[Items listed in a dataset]
%%

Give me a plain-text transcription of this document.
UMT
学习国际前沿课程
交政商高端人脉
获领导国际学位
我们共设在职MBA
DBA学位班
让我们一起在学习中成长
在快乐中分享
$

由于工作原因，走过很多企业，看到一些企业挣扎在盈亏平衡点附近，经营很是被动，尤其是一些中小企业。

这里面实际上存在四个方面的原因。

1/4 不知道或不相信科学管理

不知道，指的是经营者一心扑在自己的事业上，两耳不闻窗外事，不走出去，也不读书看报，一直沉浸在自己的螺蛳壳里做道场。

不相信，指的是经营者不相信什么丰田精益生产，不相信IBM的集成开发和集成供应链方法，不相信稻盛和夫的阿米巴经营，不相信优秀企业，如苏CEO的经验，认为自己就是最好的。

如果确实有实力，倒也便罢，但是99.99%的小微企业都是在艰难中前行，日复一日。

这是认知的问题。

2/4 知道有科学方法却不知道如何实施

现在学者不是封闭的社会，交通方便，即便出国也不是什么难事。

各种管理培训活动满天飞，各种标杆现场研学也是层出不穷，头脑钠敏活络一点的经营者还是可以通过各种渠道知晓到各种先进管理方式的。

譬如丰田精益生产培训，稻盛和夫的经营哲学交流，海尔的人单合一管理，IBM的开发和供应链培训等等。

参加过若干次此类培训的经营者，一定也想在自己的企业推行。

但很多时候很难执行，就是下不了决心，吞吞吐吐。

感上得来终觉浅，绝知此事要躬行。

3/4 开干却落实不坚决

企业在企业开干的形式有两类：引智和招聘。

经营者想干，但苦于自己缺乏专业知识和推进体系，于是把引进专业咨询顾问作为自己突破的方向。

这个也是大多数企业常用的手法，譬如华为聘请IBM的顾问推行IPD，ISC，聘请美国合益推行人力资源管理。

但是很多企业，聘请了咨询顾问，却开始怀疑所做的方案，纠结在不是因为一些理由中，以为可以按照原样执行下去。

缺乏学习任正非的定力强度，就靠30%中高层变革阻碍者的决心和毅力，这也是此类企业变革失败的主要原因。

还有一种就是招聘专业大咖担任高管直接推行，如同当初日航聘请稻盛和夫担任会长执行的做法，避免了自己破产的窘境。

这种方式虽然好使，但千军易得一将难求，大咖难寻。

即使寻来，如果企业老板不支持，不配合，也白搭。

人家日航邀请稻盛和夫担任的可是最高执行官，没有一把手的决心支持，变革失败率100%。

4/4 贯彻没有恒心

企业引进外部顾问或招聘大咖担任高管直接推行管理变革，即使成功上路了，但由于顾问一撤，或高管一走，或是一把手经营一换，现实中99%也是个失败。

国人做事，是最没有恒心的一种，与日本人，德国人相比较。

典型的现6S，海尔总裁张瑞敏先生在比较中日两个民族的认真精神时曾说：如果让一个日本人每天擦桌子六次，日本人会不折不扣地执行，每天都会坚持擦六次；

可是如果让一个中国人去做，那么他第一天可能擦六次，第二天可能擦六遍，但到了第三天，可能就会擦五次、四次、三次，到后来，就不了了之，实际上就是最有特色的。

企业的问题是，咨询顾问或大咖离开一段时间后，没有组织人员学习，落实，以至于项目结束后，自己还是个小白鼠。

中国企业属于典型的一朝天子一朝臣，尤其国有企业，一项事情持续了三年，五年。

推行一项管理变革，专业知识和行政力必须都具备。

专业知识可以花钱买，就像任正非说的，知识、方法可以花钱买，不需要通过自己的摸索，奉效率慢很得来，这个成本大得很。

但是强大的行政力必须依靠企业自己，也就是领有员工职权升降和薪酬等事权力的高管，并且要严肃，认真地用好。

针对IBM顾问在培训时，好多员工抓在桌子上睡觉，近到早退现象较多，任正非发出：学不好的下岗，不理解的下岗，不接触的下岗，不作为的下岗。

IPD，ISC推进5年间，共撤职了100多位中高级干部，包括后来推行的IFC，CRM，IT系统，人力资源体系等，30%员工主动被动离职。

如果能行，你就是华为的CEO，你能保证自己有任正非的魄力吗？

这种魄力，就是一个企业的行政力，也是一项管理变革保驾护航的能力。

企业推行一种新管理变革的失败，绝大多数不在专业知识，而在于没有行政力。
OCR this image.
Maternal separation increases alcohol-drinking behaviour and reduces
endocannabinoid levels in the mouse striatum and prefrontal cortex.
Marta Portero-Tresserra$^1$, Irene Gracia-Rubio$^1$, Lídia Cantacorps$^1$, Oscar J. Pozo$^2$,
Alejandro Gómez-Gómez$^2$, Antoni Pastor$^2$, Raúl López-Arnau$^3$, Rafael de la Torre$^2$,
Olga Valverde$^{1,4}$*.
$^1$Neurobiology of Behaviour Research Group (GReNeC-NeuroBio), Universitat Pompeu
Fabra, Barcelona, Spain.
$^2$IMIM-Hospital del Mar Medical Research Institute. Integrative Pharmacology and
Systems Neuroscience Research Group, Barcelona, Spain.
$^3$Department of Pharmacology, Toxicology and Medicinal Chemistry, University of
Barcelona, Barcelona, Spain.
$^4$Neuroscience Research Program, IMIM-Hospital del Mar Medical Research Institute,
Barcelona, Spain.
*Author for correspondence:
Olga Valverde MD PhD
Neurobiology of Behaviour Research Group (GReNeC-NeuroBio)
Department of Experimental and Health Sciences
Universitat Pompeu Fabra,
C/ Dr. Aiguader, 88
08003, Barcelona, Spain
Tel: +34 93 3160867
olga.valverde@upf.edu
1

%%

_Your task_:
Extract the listing in its entirety, matching it exactly.

_Output of the task_:
Give me a plain-text transcription of this document.
UMT
学习国际前沿课程
交政商高端人脉
获领导国际学位
我们共设在职MBA
DBA学位班
让我们一起在学习中成长
在快乐中分享
$

由于工作原因，走过很多企业，看到一些企业挣扎在盈亏平衡点附近，经营很是被动，尤其是一些中小企业。

这里面实际上存在四个方面的原因。

1/4 不知道或不相信科学管理

不知道，指的是经营者一心扑在自己的事业上，两耳不闻窗外事，不走出去，也不读书看报，一直沉浸在自己的螺蛳壳里做道场。

不相信，指的是经营者不相信什么丰田精益生产，不相信IBM的集成开发和集成供应链方法，不相信稻盛和夫的阿米巴经营，不相信优秀企业，如苏CEO的经验，认为自己就是最好的。

如果确实有实力，倒也便罢，但是99.99%的小微企业都是在艰难中前行，日复一日。

这是认知的问题。

2/4 知道有科学方法却不知道如何实施

现在学者不是封闭的社会，交通方便，即便出国也不是什么难事。

各种管理培训活动满天飞，各种标杆现场研学也是层出不穷，头脑钠敏活络一点的经营者还是可以通过各种渠道知晓到各种先进管理方式的。

譬如丰田精益生产培训，稻盛和夫的经营哲学交流，海尔的人单合一管理，IBM的开发和供应链培训等等。

参加过若干次此类培训的经营者，一定也想在自己的企业推行。

但很多时候很难执行，就是下不了决心，吞吞吐吐。

感上得来终觉浅，绝知此事要躬行。

3/4 开干却落实不坚决

企业在企业开干的形式有两类：引智和招聘。

经营者想干，但苦于自己缺乏专业知识和推进体系，于是把引进专业咨询顾问作为自己突破的方向。

这个也是大多数企业常用的手法，譬如华为聘请IBM的顾问推行IPD，ISC，聘请美国合益推行人力资源管理。

但是很多企业，聘请了咨询顾问，却开始怀疑所做的方案，纠结在不是因为一些理由中，以为可以按照原样执行下去。

缺乏学习任正非的定力强度，就靠30%中高层变革阻碍者的决心和毅力，这也是此类企业变革失败的主要原因。

还有一种就是招聘专业大咖担任高管直接推行，如同当初日航聘请稻盛和夫担任会长执行的做法，避免了自己破产的窘境。

这种方式虽然好使，但千军易得一将难求，大咖难寻。

即使寻来，如果企业老板不支持，不配合，也白搭。

人家日航邀请稻盛和夫担任的可是最高执行官，没有一把手的决心支持，变革失败率100%。

4/4 贯彻没有恒心

企业引进外部顾问或招聘大咖担任高管直接推行管理变革，即使成功上路了，但由于顾问一撤，或高管一走，或是一把手经营一换，现实中99%也是个失败。

国人做事，是最没有恒心的一种，与日本人，德国人相比较。

典型的现6S，海尔总裁张瑞敏先生在比较中日两个民族的认真精神时曾说：如果让一个日本人每天擦桌子六次，日本人会不折不扣地执行，每天都会坚持擦六次；

可是如果让一个中国人去做，那么他第一天可能擦六次，第二天可能擦六遍，但到了第三天，可能就会擦五次、四次、三次，到后来，就不了了之，实际上就是最有特色的。

企业的问题是，咨询顾问或大咖离开一段时间后，没有组织人员学习，落实，以至于项目结束后，自己还是个小白鼠。

中国企业属于典型的一朝天子一朝臣，尤其国有企业，一项事情持续了三年，五年。

推行一项管理变革，专业知识和行政力必须都具备。

专业知识可以花钱买，就像任正非说的，知识、方法可以花钱买，不需要通过自己的摸索，奉效率慢很得来，这个成本大得很。

但是强大的行政力必须依靠企业自己，也就是领有员工职权升降和薪酬等事权力的高管，并且要严肃，认真地用好。

针对IBM顾问在培训时，好多员工抓在桌子上睡觉，近到早退现象较多，任正非发出：学不好的下岗，不理解的下岗，不接触的下岗，不作为的下岗。

IPD，ISC推进5年间，共撤职了100多位中高级干部，包括后来推行的IFC，CRM，IT系统，人力资源体系等，30%员工主动被动离职。

如果能行，你就是华为的CEO，你能保证自己有任正非的魄力吗？

这种魄力，就是一个企业的行政力，也是一项管理变革保驾护航的能力。

企业推行一种新管理变革的失败，绝大多数不在专业知识，而在于没有行政力。
OCR this image.
Maternal separation increases alcohol-drinking behaviour and reduces
endocannabinoid levels in the mouse striatum and prefrontal cortex.
Marta Portero-Tresserra$^1$, Irene Gracia-Rubio$^1$, Lídia Cantacorps$^1$, Oscar J. Pozo$^2$,
Alejandro Gómez-Gómez$^2$, Antoni Pastor$^2$, Raúl López-Arnau$^3$, Rafael de la Torre$^2$,
Olga Valverde$^{1,4}$*.
$^1$Neurobiology of Behaviour Research Group (GReNeC-NeuroBio), Universitat Pompeu
Fabra, Barcelona, Spain.
$^2$IMIM-Hospital del Mar Medical Research Institute. Integrative Pharmacology and
Systems Neuroscience Research Group, Barcelona, Spain.
$^3$Department of Pharmacology, Toxicology and Medicinal Chemistry, University of
Barcelona, Barcelona, Spain.
$^4$Neuroscience Research Program, IMIM-Hospital del Mar Medical Research Institute,
Barcelona, Spain.
*Author for correspondence:
Olga Valverde MD PhD
Neurobiology of Behaviour Research Group (GReNeC-NeuroBio)
Department of Experimental and Health Sciences
Universitat Pompeu Fabra,
C/ Dr. Aiguader, 88
08003, Barcelona, Spain
Tel: +34 93 3160867
olga.valverde@upf.edu
1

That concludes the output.